SET EXERCISE
Look through the material and copy each line holding "Маркировку".

— START MATERIAL —

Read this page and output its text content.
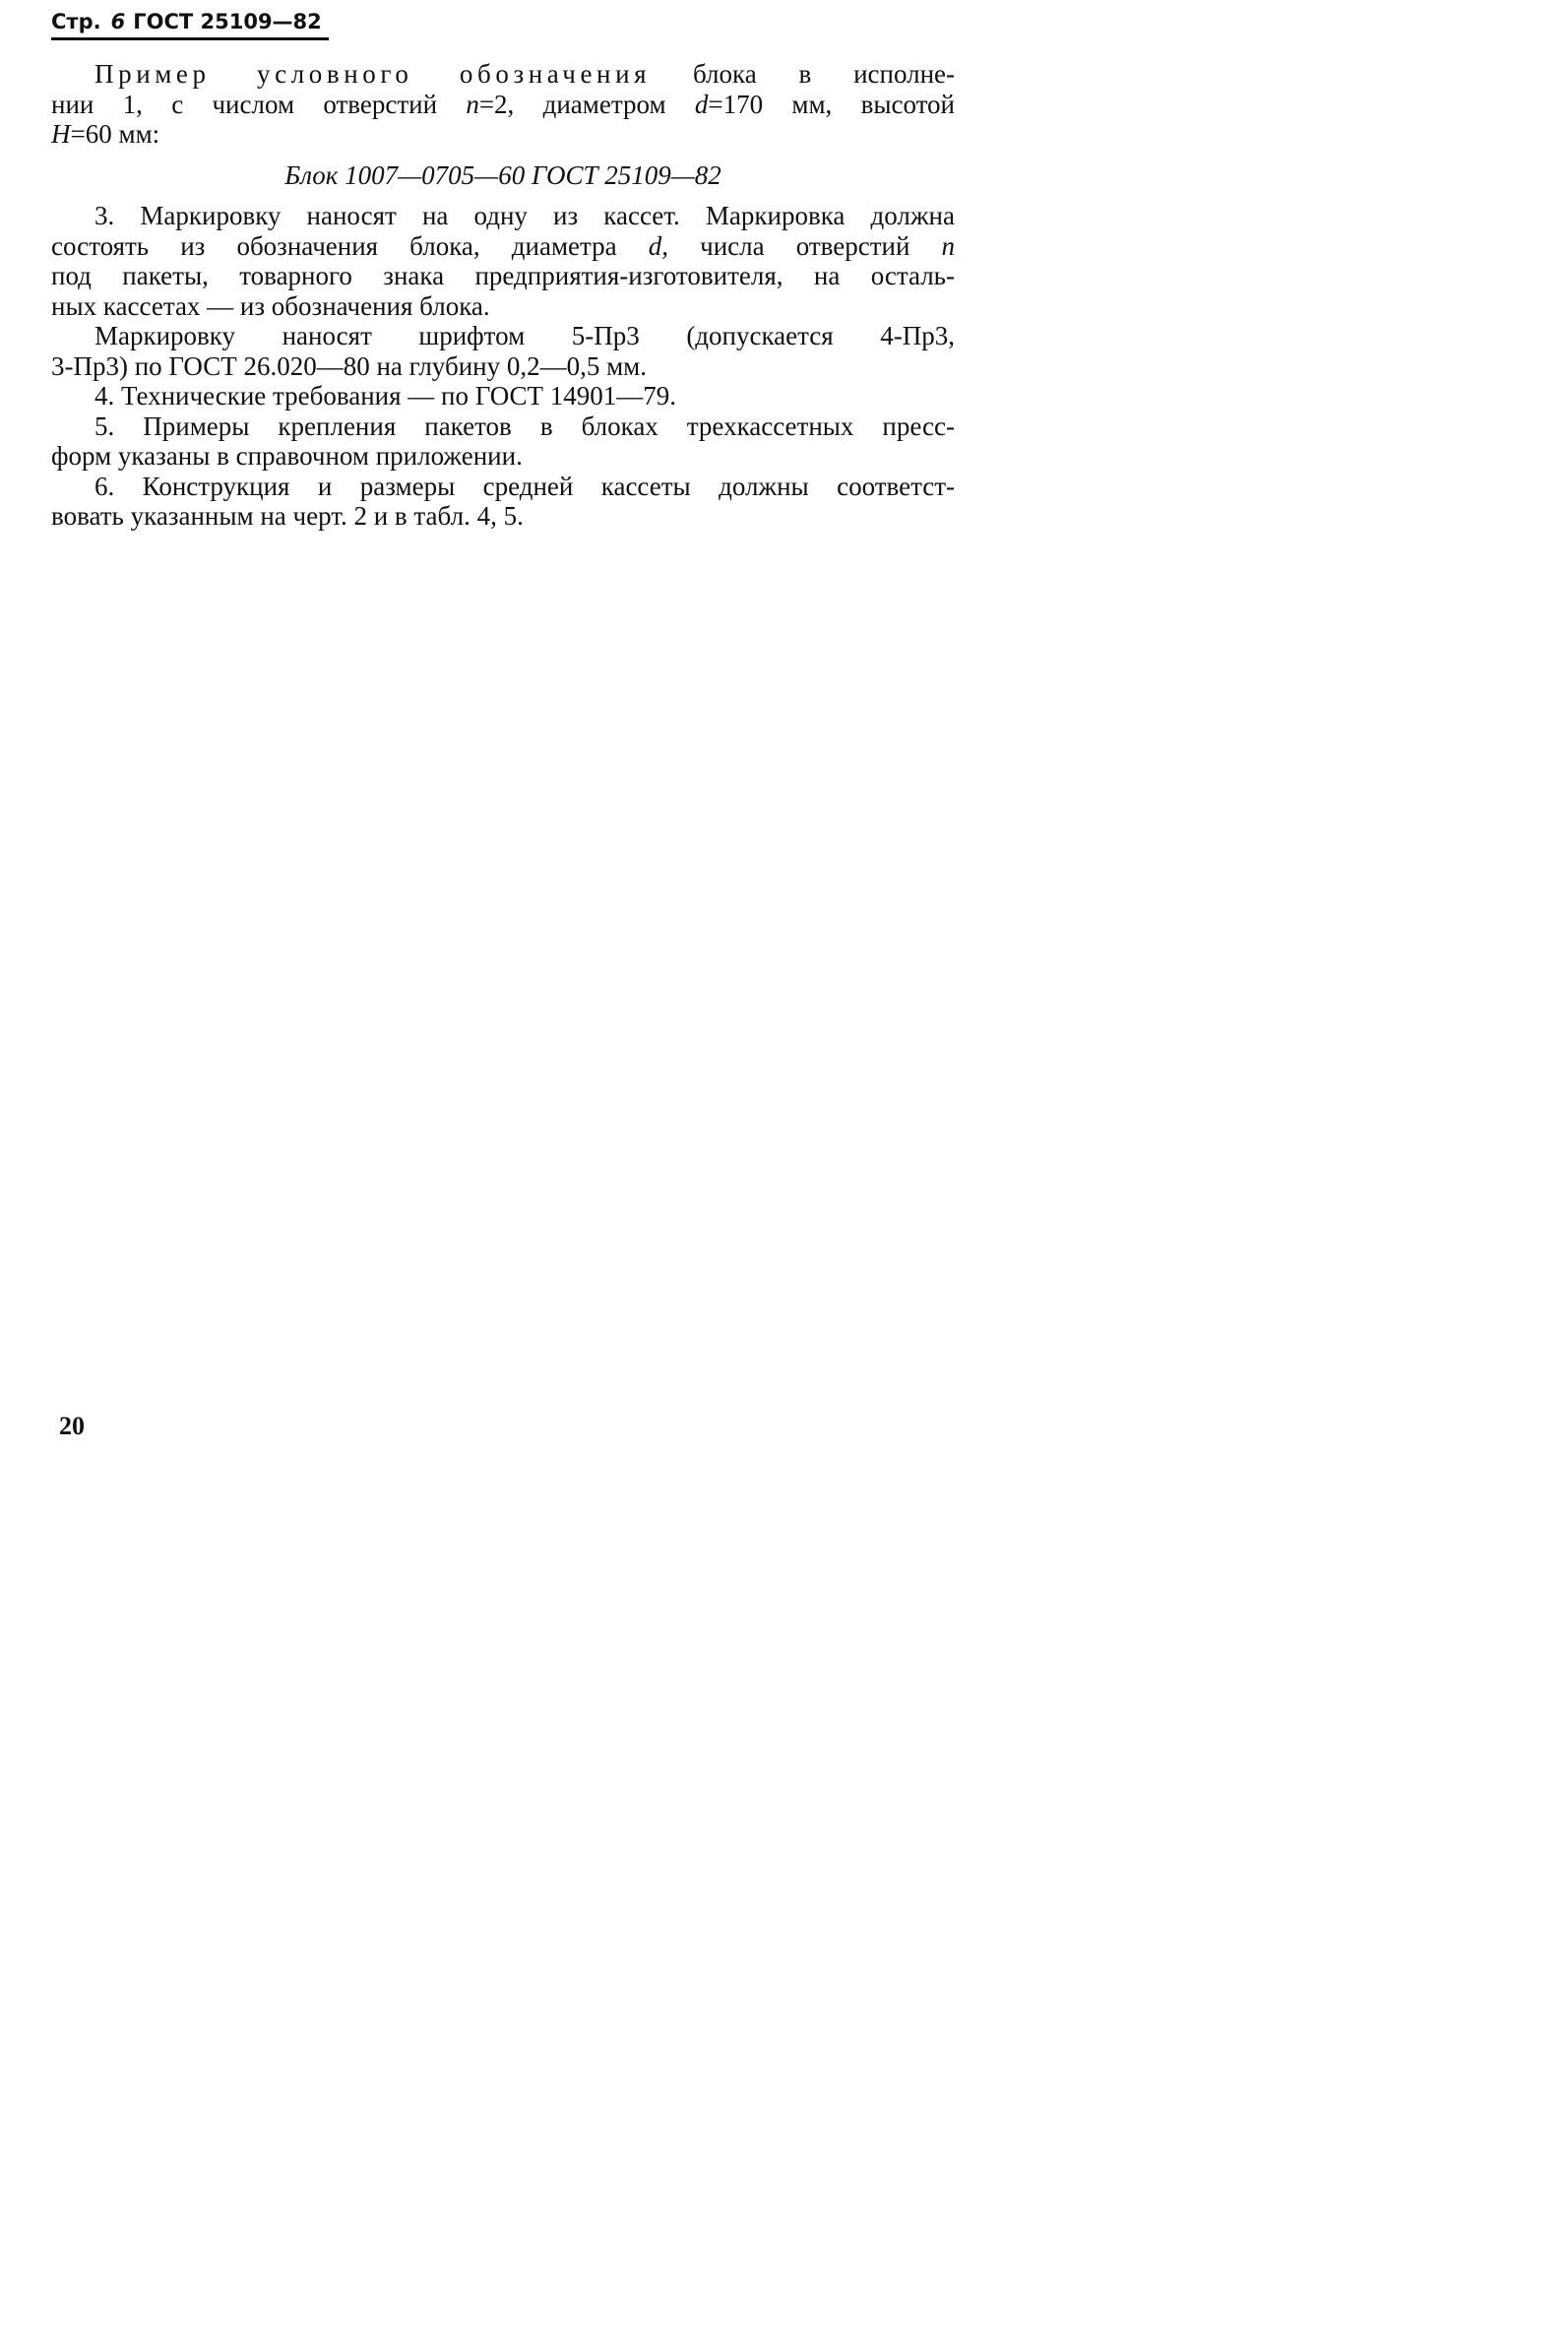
Стр. 6 ГОСТ 25109—82
Пример условного обозначения блока в исполне-
нии 1, с числом отверстий n=2, диаметром d=170 мм, высотой
H=60 мм:
Блок 1007—0705—60 ГОСТ 25109—82
3. Маркировку наносят на одну из кассет. Маркировка должна
состоять из обозначения блока, диаметра d, числа отверстий n
под пакеты, товарного знака предприятия-изготовителя, на осталь-
ных кассетах — из обозначения блока.
Маркировку наносят шрифтом 5-Пр3 (допускается 4-Пр3,
3-Пр3) по ГОСТ 26.020—80 на глубину 0,2—0,5 мм.
4. Технические требования — по ГОСТ 14901—79.
5. Примеры крепления пакетов в блоках трехкассетных пресс-
форм указаны в справочном приложении.
6. Конструкция и размеры средней кассеты должны соответст-
вовать указанным на черт. 2 и в табл. 4, 5.
20
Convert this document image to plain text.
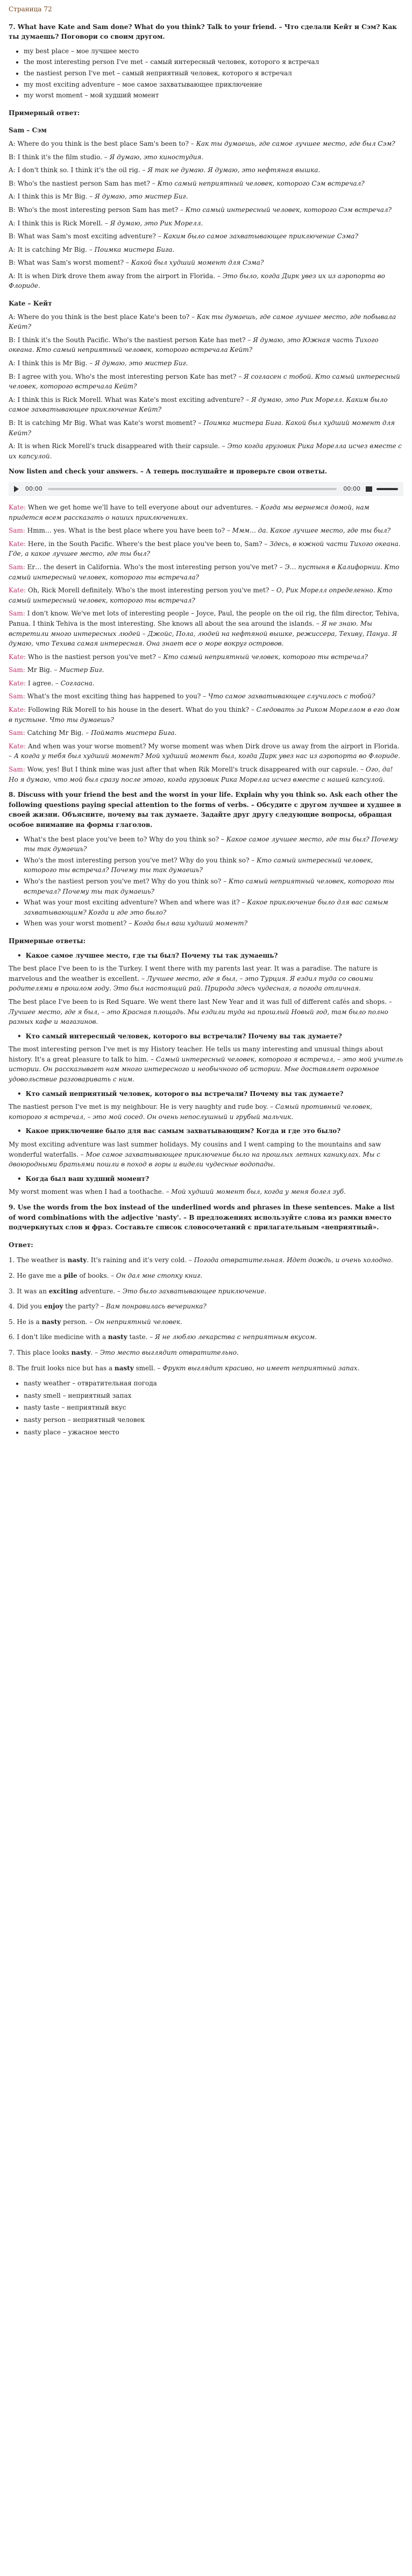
Страница 72
7. What have Kate and Sam done? What do you think? Talk to your friend. – Что сделали Кейт и Сэм? Как ты думаешь? Поговори со своим другом.
• my best place – мое лучшее место
• the most interesting person I've met – самый интересный человек, которого я встречал
• the nastiest person I've met – самый неприятный человек, которого я встречал
• my most exciting adventure – мое самое захватывающее приключение
• my worst moment – мой худший момент
Примерный ответ:
Sam – Сэм

A: Where do you think is the best place Sam's been to? – Как ты думаешь, где самое лучшее место, где был Сэм?

B: I think it's the film studio. – Я думаю, это киностудия.

A: I don't think so. I think it's the oil rig. – Я так не думаю. Я думаю, это нефтяная вышка.

B: Who's the nastiest person Sam has met? – Кто самый неприятный человек, которого Сэм встречал?

A: I think this is Mr Big. – Я думаю, это мистер Биг.

B: Who's the most interesting person Sam has met? – Кто самый интересный человек, которого Сэм встречал?

A: I think this is Rick Morell. – Я думаю, это Рик Морелл.

B: What was Sam's most exciting adventure? – Каким было самое захватывающее приключение Сэма?

A: It is catching Mr Big. – Поимка мистера Бига.

B: What was Sam's worst moment? – Какой был худший момент для Сэма?

A: It is when Dirk drove them away from the airport in Florida. – Это было, когда Дирк увез их из аэропорта во Флориде.

Kate – Кейт

A: Where do you think is the best place Kate's been to? – Как ты думаешь, где самое лучшее место, где побывала Кейт?

B: I think it's the South Pacific. Who's the nastiest person Kate has met? – Я думаю, это Южная часть Тихого океана. Кто самый неприятный человек, которого встречала Кейт?

A: I think this is Mr Big. – Я думаю, это мистер Биг.

B: I agree with you. Who's the most interesting person Kate has met? – Я согласен с тобой. Кто самый интересный человек, которого встречала Кейт?

A: I think this is Rick Morell. What was Kate's most exciting adventure? – Я думаю, это Рик Морелл. Каким было самое захватывающее приключение Кейт?

B: It is catching Mr Big. What was Kate's worst moment? – Поимка мистера Бига. Какой был худший момент для Кейт?

A: It is when Rick Morell's truck disappeared with their capsule. – Это когда грузовик Рика Морелла исчез вместе с их капсулой.

Now listen and check your answers. – А теперь послушайте и проверьте свои ответы.
00:00	00:00

Kate: When we get home we'll have to tell everyone about our adventures. – Когда мы вернемся домой, нам придется всем рассказать о наших приключениях.

Sam: Hmm… yes. What is the best place where you have been to? – Ммм… да. Какое лучшее место, где ты был?

Kate: Here, in the South Pacific. Where's the best place you've been to, Sam? – Здесь, в южной части Тихого океана. Где, а какое лучшее место, где ты был?

Sam: Er… the desert in California. Who's the most interesting person you've met? – Э… пустыня в Калифорнии. Кто самый интересный человек, которого ты встречала?

Kate: Oh, Rick Morell definitely. Who's the most interesting person you've met? – О, Рик Морелл определенно. Кто самый интересный человек, которого ты встречал?

Sam: I don't know. We've met lots of interesting people – Joyce, Paul, the people on the oil rig, the film director, Tehiva, Panua. I think Tehiva is the most interesting. She knows all about the sea around the islands. – Я не знаю. Мы встретили много интересных людей – Джойс, Пола, людей на нефтяной вышке, режиссера, Техиву, Пануа. Я думаю, что Техива самая интересная. Она знает все о море вокруг островов.

Kate: Who is the nastiest person you've met? – Кто самый неприятный человек, которого ты встречал?

Sam: Mr Big. – Мистер Биг.

Kate: I agree. – Согласна.

Sam: What's the most exciting thing has happened to you? – Что самое захватывающее случилось с тобой?

Kate: Following Rik Morell to his house in the desert. What do you think? – Следовать за Риком Мореллом в его дом в пустыне. Что ты думаешь?

Sam: Catching Mr Big. – Поймать мистера Бига.

Kate: And when was your worse moment? My worse moment was when Dirk drove us away from the airport in Florida. – А когда у тебя был худший момент? Мой худший момент был, когда Дирк увез нас из аэропорта во Флориде.

Sam: Wow, yes! But I think mine was just after that when Rik Morell's truck disappeared with our capsule. – Ого, да! Но я думаю, что мой был сразу после этого, когда грузовик Рика Морелла исчез вместе с нашей капсулой.

8. Discuss with your friend the best and the worst in your life. Explain why you think so. Ask each other the following questions paying special attention to the forms of verbs. – Обсудите с другом лучшее и худшее в своей жизни. Объясните, почему вы так думаете. Задайте друг другу следующие вопросы, обращая особое внимание на формы глаголов.
• What's the best place you've been to? Why do you think so? – Какое самое лучшее место, где ты был? Почему ты так думаешь?
• Who's the most interesting person you've met? Why do you think so? – Кто самый интересный человек, которого ты встречал? Почему ты так думаешь?
• Who's the nastiest person you've met? Why do you think so? – Кто самый неприятный человек, которого ты встречал? Почему ты так думаешь?
• What was your most exciting adventure? When and where was it? – Какое приключение было для вас самым захватывающим? Когда и где это было?
• When was your worst moment? – Когда был ваш худший момент?
Примерные ответы:
• Какое самое лучшее место, где ты был? Почему ты так думаешь?

The best place I've been to is the Turkey. I went there with my parents last year. It was a paradise. The nature is marvelous and the weather is excellent. – Лучшее место, где я был, – это Турция. Я ездил туда со своими родителями в прошлом году. Это был настоящий рай. Природа здесь чудесная, а погода отличная.

The best place I've been to is Red Square. We went there last New Year and it was full of different cafés and shops. – Лучшее место, где я был, – это Красная площадь. Мы ездили туда на прошлый Новый год, там было полно разных кафе и магазинов.

• Кто самый интересный человек, которого вы встречали? Почему вы так думаете?

The most interesting person I've met is my History teacher. He tells us many interesting and unusual things about history. It's a great pleasure to talk to him. – Самый интересный человек, которого я встречал, – это мой учитель истории. Он рассказывает нам много интересного и необычного об истории. Мне доставляет огромное удовольствие разговаривать с ним.

• Кто самый неприятный человек, которого вы встречали? Почему вы так думаете?

The nastiest person I've met is my neighbour. He is very naughty and rude boy. – Самый противный человек, которого я встречал, – это мой сосед. Он очень непослушный и грубый мальчик.

• Какое приключение было для вас самым захватывающим? Когда и где это было?

My most exciting adventure was last summer holidays. My cousins and I went camping to the mountains and saw wonderful waterfalls. – Мое самое захватывающее приключение было на прошлых летних каникулах. Мы с двоюродными братьями пошли в поход в горы и видели чудесные водопады.

• Когда был ваш худший момент?

My worst moment was when I had a toothache. – Мой худший момент был, когда у меня болел зуб.

9. Use the words from the box instead of the underlined words and phrases in these sentences. Make a list of word combinations with the adjective 'nasty'. – В предложениях используйте слова из рамки вместо подчеркнутых слов и фраз. Составьте список словосочетаний с прилагательным «неприятный».
Ответ:
1. The weather is nasty. It's raining and it's very cold. – Погода отвратительная. Идет дождь, и очень холодно.
2. He gave me a pile of books. – Он дал мне стопку книг.
3. It was an exciting adventure. – Это было захватывающее приключение.
4. Did you enjoy the party? – Вам понравилась вечеринка?
5. He is a nasty person. – Он неприятный человек.
6. I don't like medicine with a nasty taste. – Я не люблю лекарства с неприятным вкусом.
7. This place looks nasty. – Это место выглядит отвратительно.
8. The fruit looks nice but has a nasty smell. – Фрукт выглядит красиво, но имеет неприятный запах.
• nasty weather – отвратительная погода
• nasty smell – неприятный запах
• nasty taste – неприятный вкус
• nasty person – неприятный человек
• nasty place – ужасное место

— END MATERIAL —

TASK ANSWER
3. Маркировку наносят на одну из кассет. Маркировка должна
Маркировку наносят шрифтом 5-Пр3 (допускается 4-Пр3,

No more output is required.